■ TASK GOAL ■
Restate each entry word for word, leaving nothing out.

* start SUPPLIED ENTRIES *

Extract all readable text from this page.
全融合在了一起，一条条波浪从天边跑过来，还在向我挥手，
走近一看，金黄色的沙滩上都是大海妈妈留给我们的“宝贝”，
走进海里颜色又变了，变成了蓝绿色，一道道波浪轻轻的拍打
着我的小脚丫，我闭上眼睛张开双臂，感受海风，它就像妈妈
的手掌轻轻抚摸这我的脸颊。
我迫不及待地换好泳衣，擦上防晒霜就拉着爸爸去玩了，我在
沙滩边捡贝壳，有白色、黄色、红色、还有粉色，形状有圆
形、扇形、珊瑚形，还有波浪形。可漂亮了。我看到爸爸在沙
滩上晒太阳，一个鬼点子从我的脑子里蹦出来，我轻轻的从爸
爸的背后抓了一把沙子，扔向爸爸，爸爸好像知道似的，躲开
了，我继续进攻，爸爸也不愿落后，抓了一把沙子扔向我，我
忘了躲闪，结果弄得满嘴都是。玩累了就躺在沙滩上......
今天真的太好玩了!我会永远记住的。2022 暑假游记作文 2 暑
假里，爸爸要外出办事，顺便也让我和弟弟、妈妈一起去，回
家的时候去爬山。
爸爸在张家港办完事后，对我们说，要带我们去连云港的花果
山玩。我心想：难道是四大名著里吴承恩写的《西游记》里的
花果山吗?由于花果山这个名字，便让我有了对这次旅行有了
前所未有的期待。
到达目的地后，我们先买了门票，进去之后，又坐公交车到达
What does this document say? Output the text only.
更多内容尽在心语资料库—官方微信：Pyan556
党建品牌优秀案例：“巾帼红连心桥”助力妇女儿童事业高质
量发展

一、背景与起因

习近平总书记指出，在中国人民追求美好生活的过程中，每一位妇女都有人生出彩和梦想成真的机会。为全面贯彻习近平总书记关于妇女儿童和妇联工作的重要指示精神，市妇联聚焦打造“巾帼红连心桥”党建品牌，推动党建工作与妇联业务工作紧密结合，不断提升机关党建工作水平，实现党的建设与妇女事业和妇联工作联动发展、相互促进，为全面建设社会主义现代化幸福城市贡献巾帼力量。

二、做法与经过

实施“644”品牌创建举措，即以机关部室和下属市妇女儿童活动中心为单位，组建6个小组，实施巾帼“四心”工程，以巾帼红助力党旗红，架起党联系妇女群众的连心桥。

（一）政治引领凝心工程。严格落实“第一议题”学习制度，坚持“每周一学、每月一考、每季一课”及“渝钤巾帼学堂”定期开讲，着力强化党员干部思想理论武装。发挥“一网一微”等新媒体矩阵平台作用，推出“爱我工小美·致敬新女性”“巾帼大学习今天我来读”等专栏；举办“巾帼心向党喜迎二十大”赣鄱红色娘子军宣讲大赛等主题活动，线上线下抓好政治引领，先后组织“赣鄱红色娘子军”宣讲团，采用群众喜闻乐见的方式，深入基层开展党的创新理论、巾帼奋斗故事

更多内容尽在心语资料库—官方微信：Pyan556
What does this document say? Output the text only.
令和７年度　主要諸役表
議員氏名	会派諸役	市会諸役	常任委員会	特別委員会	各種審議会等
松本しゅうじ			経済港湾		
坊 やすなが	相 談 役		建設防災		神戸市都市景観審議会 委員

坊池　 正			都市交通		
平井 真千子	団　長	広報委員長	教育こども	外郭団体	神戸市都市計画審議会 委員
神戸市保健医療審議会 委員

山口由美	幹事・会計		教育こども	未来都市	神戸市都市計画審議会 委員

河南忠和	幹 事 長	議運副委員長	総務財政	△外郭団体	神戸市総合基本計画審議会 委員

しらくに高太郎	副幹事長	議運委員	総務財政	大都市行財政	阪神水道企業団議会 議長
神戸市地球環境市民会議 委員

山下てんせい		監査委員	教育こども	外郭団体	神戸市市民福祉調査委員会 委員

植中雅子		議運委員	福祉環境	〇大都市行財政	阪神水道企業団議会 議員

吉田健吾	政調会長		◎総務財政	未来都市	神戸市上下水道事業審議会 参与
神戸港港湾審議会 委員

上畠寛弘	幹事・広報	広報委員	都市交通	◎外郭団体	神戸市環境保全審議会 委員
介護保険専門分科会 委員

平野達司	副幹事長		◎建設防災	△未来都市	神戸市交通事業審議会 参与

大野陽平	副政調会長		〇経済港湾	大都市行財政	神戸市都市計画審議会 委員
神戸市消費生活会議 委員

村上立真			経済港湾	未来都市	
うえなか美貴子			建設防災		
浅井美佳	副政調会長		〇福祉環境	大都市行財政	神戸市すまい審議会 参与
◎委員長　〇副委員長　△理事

* end SUPPLIED ENTRIES *

■ CORRECT RESULT ■
Extract all readable text from this page.
全融合在了一起，一条条波浪从天边跑过来，还在向我挥手，
走近一看，金黄色的沙滩上都是大海妈妈留给我们的“宝贝”，
走进海里颜色又变了，变成了蓝绿色，一道道波浪轻轻的拍打
着我的小脚丫，我闭上眼睛张开双臂，感受海风，它就像妈妈
的手掌轻轻抚摸这我的脸颊。
我迫不及待地换好泳衣，擦上防晒霜就拉着爸爸去玩了，我在
沙滩边捡贝壳，有白色、黄色、红色、还有粉色，形状有圆
形、扇形、珊瑚形，还有波浪形。可漂亮了。我看到爸爸在沙
滩上晒太阳，一个鬼点子从我的脑子里蹦出来，我轻轻的从爸
爸的背后抓了一把沙子，扔向爸爸，爸爸好像知道似的，躲开
了，我继续进攻，爸爸也不愿落后，抓了一把沙子扔向我，我
忘了躲闪，结果弄得满嘴都是。玩累了就躺在沙滩上......
今天真的太好玩了!我会永远记住的。2022 暑假游记作文 2 暑
假里，爸爸要外出办事，顺便也让我和弟弟、妈妈一起去，回
家的时候去爬山。
爸爸在张家港办完事后，对我们说，要带我们去连云港的花果
山玩。我心想：难道是四大名著里吴承恩写的《西游记》里的
花果山吗?由于花果山这个名字，便让我有了对这次旅行有了
前所未有的期待。
到达目的地后，我们先买了门票，进去之后，又坐公交车到达
What does this document say? Output the text only.
更多内容尽在心语资料库—官方微信：Pyan556
党建品牌优秀案例：“巾帼红连心桥”助力妇女儿童事业高质
量发展

一、背景与起因

习近平总书记指出，在中国人民追求美好生活的过程中，每一位妇女都有人生出彩和梦想成真的机会。为全面贯彻习近平总书记关于妇女儿童和妇联工作的重要指示精神，市妇联聚焦打造“巾帼红连心桥”党建品牌，推动党建工作与妇联业务工作紧密结合，不断提升机关党建工作水平，实现党的建设与妇女事业和妇联工作联动发展、相互促进，为全面建设社会主义现代化幸福城市贡献巾帼力量。

二、做法与经过

实施“644”品牌创建举措，即以机关部室和下属市妇女儿童活动中心为单位，组建6个小组，实施巾帼“四心”工程，以巾帼红助力党旗红，架起党联系妇女群众的连心桥。

（一）政治引领凝心工程。严格落实“第一议题”学习制度，坚持“每周一学、每月一考、每季一课”及“渝钤巾帼学堂”定期开讲，着力强化党员干部思想理论武装。发挥“一网一微”等新媒体矩阵平台作用，推出“爱我工小美·致敬新女性”“巾帼大学习今天我来读”等专栏；举办“巾帼心向党喜迎二十大”赣鄱红色娘子军宣讲大赛等主题活动，线上线下抓好政治引领，先后组织“赣鄱红色娘子军”宣讲团，采用群众喜闻乐见的方式，深入基层开展党的创新理论、巾帼奋斗故事

更多内容尽在心语资料库—官方微信：Pyan556
What does this document say? Output the text only.
令和７年度　主要諸役表
議員氏名	会派諸役	市会諸役	常任委員会	特別委員会	各種審議会等
松本しゅうじ			経済港湾		
坊 やすなが	相 談 役		建設防災		神戸市都市景観審議会 委員

坊池　 正			都市交通		
平井 真千子	団　長	広報委員長	教育こども	外郭団体	神戸市都市計画審議会 委員
神戸市保健医療審議会 委員

山口由美	幹事・会計		教育こども	未来都市	神戸市都市計画審議会 委員

河南忠和	幹 事 長	議運副委員長	総務財政	△外郭団体	神戸市総合基本計画審議会 委員

しらくに高太郎	副幹事長	議運委員	総務財政	大都市行財政	阪神水道企業団議会 議長
神戸市地球環境市民会議 委員

山下てんせい		監査委員	教育こども	外郭団体	神戸市市民福祉調査委員会 委員

植中雅子		議運委員	福祉環境	〇大都市行財政	阪神水道企業団議会 議員

吉田健吾	政調会長		◎総務財政	未来都市	神戸市上下水道事業審議会 参与
神戸港港湾審議会 委員

上畠寛弘	幹事・広報	広報委員	都市交通	◎外郭団体	神戸市環境保全審議会 委員
介護保険専門分科会 委員

平野達司	副幹事長		◎建設防災	△未来都市	神戸市交通事業審議会 参与

大野陽平	副政調会長		〇経済港湾	大都市行財政	神戸市都市計画審議会 委員
神戸市消費生活会議 委員

村上立真			経済港湾	未来都市	
うえなか美貴子			建設防災		
浅井美佳	副政調会長		〇福祉環境	大都市行財政	神戸市すまい審議会 参与
◎委員長　〇副委員長　△理事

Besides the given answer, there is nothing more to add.